>>>
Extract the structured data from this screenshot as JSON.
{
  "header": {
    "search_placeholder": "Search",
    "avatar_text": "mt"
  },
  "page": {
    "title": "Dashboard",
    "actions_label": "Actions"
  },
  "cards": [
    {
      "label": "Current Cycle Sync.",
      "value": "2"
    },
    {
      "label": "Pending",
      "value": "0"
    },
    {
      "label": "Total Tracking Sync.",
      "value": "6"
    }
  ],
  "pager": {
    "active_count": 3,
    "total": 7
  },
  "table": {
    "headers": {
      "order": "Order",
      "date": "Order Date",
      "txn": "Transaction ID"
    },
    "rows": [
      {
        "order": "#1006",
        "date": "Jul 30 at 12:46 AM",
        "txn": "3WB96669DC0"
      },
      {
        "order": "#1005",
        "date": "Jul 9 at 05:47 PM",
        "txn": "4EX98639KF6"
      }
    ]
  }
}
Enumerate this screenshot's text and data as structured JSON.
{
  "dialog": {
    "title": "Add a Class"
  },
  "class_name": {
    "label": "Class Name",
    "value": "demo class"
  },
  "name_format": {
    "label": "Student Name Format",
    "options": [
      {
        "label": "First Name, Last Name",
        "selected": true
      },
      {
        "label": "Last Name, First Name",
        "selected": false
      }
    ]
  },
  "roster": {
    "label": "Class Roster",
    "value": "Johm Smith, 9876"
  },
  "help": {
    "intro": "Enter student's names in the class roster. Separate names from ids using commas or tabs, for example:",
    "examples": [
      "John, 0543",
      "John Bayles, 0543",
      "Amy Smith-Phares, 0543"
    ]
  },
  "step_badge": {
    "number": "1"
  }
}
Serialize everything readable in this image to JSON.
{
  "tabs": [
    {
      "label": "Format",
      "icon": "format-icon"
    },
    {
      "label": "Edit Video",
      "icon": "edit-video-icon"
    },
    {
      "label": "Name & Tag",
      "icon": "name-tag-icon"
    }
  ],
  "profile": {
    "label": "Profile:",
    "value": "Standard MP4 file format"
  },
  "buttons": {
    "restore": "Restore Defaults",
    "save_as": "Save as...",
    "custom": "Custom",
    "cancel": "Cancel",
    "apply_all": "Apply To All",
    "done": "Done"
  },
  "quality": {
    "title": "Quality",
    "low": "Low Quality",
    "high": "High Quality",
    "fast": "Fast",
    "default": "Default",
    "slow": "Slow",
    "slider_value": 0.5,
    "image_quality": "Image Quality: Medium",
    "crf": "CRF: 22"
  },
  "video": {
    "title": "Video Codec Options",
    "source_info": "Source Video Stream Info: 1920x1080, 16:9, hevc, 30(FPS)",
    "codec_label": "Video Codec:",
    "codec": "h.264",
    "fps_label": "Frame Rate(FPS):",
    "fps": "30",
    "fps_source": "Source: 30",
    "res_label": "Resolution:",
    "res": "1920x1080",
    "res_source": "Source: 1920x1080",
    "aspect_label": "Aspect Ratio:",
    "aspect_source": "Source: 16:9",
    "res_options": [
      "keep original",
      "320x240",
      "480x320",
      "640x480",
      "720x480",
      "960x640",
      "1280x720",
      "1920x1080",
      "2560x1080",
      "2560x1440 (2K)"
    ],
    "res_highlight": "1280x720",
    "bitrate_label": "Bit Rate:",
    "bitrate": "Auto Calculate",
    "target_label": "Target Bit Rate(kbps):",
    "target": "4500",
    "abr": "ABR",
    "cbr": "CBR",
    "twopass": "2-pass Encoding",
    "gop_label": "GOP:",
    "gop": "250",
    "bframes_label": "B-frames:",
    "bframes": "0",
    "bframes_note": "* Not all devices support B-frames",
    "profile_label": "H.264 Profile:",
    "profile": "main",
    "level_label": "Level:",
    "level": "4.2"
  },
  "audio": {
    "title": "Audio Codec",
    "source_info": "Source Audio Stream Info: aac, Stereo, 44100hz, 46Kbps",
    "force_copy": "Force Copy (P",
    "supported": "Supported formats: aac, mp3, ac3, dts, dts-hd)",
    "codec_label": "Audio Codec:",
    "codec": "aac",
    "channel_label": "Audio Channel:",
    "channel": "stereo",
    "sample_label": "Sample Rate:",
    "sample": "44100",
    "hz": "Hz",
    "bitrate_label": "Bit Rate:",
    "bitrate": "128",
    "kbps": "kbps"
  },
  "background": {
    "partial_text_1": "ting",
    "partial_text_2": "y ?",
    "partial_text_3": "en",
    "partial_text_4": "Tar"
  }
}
<<<
• **Exercise goal**
Reproduce all of the data exactly as given.

• **Expected answer**
Extract the structured data from this screenshot as JSON.
{
  "header": {
    "search_placeholder": "Search",
    "avatar_text": "mt"
  },
  "page": {
    "title": "Dashboard",
    "actions_label": "Actions"
  },
  "cards": [
    {
      "label": "Current Cycle Sync.",
      "value": "2"
    },
    {
      "label": "Pending",
      "value": "0"
    },
    {
      "label": "Total Tracking Sync.",
      "value": "6"
    }
  ],
  "pager": {
    "active_count": 3,
    "total": 7
  },
  "table": {
    "headers": {
      "order": "Order",
      "date": "Order Date",
      "txn": "Transaction ID"
    },
    "rows": [
      {
        "order": "#1006",
        "date": "Jul 30 at 12:46 AM",
        "txn": "3WB96669DC0"
      },
      {
        "order": "#1005",
        "date": "Jul 9 at 05:47 PM",
        "txn": "4EX98639KF6"
      }
    ]
  }
}
Enumerate this screenshot's text and data as structured JSON.
{
  "dialog": {
    "title": "Add a Class"
  },
  "class_name": {
    "label": "Class Name",
    "value": "demo class"
  },
  "name_format": {
    "label": "Student Name Format",
    "options": [
      {
        "label": "First Name, Last Name",
        "selected": true
      },
      {
        "label": "Last Name, First Name",
        "selected": false
      }
    ]
  },
  "roster": {
    "label": "Class Roster",
    "value": "Johm Smith, 9876"
  },
  "help": {
    "intro": "Enter student's names in the class roster. Separate names from ids using commas or tabs, for example:",
    "examples": [
      "John, 0543",
      "John Bayles, 0543",
      "Amy Smith-Phares, 0543"
    ]
  },
  "step_badge": {
    "number": "1"
  }
}
Serialize everything readable in this image to JSON.
{
  "tabs": [
    {
      "label": "Format",
      "icon": "format-icon"
    },
    {
      "label": "Edit Video",
      "icon": "edit-video-icon"
    },
    {
      "label": "Name & Tag",
      "icon": "name-tag-icon"
    }
  ],
  "profile": {
    "label": "Profile:",
    "value": "Standard MP4 file format"
  },
  "buttons": {
    "restore": "Restore Defaults",
    "save_as": "Save as...",
    "custom": "Custom",
    "cancel": "Cancel",
    "apply_all": "Apply To All",
    "done": "Done"
  },
  "quality": {
    "title": "Quality",
    "low": "Low Quality",
    "high": "High Quality",
    "fast": "Fast",
    "default": "Default",
    "slow": "Slow",
    "slider_value": 0.5,
    "image_quality": "Image Quality: Medium",
    "crf": "CRF: 22"
  },
  "video": {
    "title": "Video Codec Options",
    "source_info": "Source Video Stream Info: 1920x1080, 16:9, hevc, 30(FPS)",
    "codec_label": "Video Codec:",
    "codec": "h.264",
    "fps_label": "Frame Rate(FPS):",
    "fps": "30",
    "fps_source": "Source: 30",
    "res_label": "Resolution:",
    "res": "1920x1080",
    "res_source": "Source: 1920x1080",
    "aspect_label": "Aspect Ratio:",
    "aspect_source": "Source: 16:9",
    "res_options": [
      "keep original",
      "320x240",
      "480x320",
      "640x480",
      "720x480",
      "960x640",
      "1280x720",
      "1920x1080",
      "2560x1080",
      "2560x1440 (2K)"
    ],
    "res_highlight": "1280x720",
    "bitrate_label": "Bit Rate:",
    "bitrate": "Auto Calculate",
    "target_label": "Target Bit Rate(kbps):",
    "target": "4500",
    "abr": "ABR",
    "cbr": "CBR",
    "twopass": "2-pass Encoding",
    "gop_label": "GOP:",
    "gop": "250",
    "bframes_label": "B-frames:",
    "bframes": "0",
    "bframes_note": "* Not all devices support B-frames",
    "profile_label": "H.264 Profile:",
    "profile": "main",
    "level_label": "Level:",
    "level": "4.2"
  },
  "audio": {
    "title": "Audio Codec",
    "source_info": "Source Audio Stream Info: aac, Stereo, 44100hz, 46Kbps",
    "force_copy": "Force Copy (P",
    "supported": "Supported formats: aac, mp3, ac3, dts, dts-hd)",
    "codec_label": "Audio Codec:",
    "codec": "aac",
    "channel_label": "Audio Channel:",
    "channel": "stereo",
    "sample_label": "Sample Rate:",
    "sample": "44100",
    "hz": "Hz",
    "bitrate_label": "Bit Rate:",
    "bitrate": "128",
    "kbps": "kbps"
  },
  "background": {
    "partial_text_1": "ting",
    "partial_text_2": "y ?",
    "partial_text_3": "en",
    "partial_text_4": "Tar"
  }
}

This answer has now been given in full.